## TASK DESCRIPTION
Reproduce each line that includes the word "Tarbet".

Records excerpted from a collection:
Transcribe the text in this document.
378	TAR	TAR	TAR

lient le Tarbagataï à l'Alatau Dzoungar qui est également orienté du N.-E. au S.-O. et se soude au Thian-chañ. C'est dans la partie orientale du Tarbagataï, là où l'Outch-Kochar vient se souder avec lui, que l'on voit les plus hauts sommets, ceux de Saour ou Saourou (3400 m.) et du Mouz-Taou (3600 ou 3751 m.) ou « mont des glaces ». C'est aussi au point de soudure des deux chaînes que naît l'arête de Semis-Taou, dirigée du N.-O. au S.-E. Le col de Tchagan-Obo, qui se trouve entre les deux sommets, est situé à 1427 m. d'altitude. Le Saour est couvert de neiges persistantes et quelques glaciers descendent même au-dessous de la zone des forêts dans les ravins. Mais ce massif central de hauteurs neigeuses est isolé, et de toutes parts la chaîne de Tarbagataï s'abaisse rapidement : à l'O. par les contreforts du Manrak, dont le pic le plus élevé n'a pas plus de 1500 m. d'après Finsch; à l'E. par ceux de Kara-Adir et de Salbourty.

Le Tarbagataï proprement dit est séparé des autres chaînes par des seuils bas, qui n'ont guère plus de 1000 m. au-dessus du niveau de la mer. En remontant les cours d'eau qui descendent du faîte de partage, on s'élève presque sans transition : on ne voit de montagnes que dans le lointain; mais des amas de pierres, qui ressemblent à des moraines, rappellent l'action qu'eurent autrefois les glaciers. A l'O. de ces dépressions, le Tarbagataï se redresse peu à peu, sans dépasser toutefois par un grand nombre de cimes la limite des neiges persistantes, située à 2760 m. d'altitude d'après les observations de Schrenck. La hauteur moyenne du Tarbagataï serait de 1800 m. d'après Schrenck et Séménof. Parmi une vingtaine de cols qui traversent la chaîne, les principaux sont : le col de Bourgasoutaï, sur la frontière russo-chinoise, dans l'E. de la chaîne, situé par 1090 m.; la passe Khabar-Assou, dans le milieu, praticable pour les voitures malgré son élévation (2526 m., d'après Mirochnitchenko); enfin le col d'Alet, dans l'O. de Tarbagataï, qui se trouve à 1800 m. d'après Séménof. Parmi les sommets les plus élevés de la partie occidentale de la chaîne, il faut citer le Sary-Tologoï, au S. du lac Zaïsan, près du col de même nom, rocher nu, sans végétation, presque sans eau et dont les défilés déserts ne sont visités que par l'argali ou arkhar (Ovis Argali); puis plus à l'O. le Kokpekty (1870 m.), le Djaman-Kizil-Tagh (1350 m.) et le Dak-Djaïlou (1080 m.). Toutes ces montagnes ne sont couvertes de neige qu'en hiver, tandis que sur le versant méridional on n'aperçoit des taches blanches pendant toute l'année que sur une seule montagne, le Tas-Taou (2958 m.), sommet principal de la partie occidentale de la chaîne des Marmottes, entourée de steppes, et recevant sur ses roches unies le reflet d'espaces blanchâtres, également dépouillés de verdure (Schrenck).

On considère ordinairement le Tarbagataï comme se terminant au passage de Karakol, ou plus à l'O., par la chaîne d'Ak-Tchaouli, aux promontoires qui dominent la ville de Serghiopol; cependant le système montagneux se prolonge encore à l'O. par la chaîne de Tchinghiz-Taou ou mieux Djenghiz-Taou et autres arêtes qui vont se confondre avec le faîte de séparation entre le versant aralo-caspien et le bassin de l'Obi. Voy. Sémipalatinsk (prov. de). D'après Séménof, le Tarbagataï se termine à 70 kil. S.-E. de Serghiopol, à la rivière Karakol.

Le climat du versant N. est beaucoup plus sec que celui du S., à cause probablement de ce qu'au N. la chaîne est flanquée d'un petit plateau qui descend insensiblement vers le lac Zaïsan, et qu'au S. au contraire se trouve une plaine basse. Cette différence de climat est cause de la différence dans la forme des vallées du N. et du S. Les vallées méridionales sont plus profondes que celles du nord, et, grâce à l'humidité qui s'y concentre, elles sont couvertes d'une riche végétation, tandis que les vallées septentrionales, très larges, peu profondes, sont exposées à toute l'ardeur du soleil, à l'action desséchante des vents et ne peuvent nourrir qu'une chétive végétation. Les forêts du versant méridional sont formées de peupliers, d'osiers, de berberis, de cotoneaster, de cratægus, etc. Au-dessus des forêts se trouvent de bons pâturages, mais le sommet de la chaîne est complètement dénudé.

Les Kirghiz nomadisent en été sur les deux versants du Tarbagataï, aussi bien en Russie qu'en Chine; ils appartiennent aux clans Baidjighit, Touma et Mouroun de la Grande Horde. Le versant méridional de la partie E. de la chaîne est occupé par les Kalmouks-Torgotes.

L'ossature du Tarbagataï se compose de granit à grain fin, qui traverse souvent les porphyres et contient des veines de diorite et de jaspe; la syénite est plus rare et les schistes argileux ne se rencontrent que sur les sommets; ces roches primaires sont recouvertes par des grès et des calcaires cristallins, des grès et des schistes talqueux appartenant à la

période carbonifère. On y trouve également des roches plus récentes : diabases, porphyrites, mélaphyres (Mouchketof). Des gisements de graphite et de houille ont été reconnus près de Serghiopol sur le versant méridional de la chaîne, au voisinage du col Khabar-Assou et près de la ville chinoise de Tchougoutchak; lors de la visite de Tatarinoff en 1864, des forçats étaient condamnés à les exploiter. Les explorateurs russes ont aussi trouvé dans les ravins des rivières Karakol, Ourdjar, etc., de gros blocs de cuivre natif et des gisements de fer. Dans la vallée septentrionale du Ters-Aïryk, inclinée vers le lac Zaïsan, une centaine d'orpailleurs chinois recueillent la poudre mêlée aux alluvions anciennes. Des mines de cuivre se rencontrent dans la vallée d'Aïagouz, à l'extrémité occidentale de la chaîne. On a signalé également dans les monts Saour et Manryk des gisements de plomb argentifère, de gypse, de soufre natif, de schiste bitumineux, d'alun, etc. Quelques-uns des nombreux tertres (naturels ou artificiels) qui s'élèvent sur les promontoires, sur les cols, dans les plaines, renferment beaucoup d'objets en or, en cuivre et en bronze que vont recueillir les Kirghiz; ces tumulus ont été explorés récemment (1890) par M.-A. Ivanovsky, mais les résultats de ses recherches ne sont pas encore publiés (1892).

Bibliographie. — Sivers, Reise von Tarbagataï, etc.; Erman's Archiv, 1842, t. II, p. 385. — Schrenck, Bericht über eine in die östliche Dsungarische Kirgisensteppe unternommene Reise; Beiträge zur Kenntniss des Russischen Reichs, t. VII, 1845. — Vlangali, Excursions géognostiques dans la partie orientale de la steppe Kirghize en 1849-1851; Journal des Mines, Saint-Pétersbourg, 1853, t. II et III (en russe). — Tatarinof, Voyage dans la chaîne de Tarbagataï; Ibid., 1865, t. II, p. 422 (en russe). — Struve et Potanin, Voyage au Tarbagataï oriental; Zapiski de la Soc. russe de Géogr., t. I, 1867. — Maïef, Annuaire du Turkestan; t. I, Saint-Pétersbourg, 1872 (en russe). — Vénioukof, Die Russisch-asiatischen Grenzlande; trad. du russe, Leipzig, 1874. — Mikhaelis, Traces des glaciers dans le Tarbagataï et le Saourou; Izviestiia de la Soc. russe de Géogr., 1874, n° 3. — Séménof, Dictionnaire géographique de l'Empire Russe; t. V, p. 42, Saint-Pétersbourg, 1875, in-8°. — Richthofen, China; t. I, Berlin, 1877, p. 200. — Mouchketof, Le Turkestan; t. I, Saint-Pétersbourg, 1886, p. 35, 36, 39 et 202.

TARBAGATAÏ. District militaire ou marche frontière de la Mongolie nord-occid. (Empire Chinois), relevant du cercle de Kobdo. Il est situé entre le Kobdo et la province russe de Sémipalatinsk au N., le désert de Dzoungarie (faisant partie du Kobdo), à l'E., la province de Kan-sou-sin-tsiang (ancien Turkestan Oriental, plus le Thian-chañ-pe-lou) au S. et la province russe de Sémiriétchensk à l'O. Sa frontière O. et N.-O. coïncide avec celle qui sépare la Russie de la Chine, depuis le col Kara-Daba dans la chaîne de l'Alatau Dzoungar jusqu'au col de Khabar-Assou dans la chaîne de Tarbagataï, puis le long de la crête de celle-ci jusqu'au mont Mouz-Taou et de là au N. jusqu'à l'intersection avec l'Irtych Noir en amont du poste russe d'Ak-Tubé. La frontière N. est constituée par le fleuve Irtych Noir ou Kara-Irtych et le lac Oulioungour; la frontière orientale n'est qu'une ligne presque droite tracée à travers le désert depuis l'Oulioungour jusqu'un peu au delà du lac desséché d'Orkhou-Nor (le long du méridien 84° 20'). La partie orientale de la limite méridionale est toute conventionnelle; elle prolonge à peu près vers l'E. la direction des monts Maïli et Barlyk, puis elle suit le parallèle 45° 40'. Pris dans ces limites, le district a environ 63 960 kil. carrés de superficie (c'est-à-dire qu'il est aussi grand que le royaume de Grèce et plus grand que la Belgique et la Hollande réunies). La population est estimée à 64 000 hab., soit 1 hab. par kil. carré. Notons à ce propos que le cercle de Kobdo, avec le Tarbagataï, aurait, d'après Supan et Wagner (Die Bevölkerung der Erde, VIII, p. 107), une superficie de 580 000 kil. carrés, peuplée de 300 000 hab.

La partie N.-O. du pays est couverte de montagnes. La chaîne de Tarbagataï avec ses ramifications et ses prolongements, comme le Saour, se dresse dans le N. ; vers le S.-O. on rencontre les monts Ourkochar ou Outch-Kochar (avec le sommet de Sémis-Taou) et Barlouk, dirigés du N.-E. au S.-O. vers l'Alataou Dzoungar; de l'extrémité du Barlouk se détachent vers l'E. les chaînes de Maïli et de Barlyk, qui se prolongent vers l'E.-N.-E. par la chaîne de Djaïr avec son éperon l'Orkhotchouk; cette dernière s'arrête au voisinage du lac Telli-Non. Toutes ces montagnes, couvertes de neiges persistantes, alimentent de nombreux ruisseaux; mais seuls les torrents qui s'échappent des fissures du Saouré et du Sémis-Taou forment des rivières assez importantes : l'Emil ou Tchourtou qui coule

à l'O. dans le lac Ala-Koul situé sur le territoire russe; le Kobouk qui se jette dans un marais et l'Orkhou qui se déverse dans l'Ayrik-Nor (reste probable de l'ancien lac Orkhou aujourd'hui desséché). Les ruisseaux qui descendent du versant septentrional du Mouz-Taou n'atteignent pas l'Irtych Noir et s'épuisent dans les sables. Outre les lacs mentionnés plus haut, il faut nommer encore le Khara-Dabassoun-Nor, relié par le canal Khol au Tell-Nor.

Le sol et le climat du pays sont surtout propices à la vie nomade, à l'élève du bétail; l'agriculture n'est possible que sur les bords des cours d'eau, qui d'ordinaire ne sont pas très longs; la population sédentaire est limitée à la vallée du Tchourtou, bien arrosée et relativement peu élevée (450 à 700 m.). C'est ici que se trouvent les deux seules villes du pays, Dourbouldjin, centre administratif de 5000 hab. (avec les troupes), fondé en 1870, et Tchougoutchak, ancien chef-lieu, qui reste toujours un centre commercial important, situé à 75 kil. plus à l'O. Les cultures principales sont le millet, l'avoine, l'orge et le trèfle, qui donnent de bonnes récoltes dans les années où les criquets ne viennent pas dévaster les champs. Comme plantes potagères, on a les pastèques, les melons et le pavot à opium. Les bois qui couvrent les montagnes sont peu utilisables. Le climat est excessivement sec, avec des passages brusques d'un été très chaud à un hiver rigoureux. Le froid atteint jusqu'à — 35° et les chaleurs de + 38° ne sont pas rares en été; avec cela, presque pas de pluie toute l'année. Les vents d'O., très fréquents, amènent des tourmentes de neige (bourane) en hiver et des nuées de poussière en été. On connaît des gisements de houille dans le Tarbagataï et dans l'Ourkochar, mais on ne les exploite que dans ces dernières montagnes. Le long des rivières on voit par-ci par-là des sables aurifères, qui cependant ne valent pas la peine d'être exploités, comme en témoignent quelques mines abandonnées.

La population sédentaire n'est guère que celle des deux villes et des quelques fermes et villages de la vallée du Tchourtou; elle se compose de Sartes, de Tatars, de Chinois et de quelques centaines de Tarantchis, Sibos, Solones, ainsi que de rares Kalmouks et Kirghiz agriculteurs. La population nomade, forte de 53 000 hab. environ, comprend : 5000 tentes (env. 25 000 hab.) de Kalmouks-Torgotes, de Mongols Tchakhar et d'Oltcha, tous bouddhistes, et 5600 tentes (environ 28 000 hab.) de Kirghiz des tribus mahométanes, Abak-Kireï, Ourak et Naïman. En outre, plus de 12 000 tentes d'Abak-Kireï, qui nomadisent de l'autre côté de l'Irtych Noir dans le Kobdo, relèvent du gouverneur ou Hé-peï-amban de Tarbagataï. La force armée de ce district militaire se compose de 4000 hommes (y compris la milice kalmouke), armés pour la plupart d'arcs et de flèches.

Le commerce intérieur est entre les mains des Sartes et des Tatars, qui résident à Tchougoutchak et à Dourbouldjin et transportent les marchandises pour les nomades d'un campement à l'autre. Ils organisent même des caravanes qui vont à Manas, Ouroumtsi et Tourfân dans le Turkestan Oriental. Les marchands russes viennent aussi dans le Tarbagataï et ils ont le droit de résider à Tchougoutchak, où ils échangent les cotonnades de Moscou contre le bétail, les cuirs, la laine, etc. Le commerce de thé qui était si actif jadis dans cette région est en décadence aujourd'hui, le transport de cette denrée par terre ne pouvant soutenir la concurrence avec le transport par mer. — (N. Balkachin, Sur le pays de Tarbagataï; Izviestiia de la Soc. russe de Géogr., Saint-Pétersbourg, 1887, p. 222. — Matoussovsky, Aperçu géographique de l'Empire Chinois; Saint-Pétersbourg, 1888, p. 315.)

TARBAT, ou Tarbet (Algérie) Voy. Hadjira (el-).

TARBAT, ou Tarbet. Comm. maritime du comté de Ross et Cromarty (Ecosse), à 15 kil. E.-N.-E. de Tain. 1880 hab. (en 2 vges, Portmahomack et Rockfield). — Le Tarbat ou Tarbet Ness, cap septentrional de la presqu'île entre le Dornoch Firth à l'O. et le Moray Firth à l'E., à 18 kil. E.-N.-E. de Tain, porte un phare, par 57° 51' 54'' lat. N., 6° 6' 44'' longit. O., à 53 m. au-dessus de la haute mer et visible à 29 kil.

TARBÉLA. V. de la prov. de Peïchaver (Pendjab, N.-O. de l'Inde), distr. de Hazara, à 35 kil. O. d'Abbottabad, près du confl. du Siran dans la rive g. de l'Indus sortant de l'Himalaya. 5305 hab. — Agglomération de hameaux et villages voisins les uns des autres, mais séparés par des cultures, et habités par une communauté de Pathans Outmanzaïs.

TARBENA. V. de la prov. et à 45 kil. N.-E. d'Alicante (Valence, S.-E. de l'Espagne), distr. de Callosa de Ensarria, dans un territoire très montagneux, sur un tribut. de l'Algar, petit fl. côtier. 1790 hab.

## COMPLETED EXERCISE
TARBAT, ou Tarbet (Algérie) Voy. Hadjira (el-).
TARBAT, ou Tarbet. Comm. maritime du comté de Ross et Cromarty (Ecosse), à 15 kil. E.-N.-E. de Tain. 1880 hab. (en 2 vges, Portmahomack et Rockfield). — Le Tarbat ou Tarbet Ness, cap septentrional de la presqu'île entre le Dornoch Firth à l'O. et le Moray Firth à l'E., à 18 kil. E.-N.-E. de Tain, porte un phare, par 57° 51' 54'' lat. N., 6° 6' 44'' longit. O., à 53 m. au-dessus de la haute mer et visible à 29 kil.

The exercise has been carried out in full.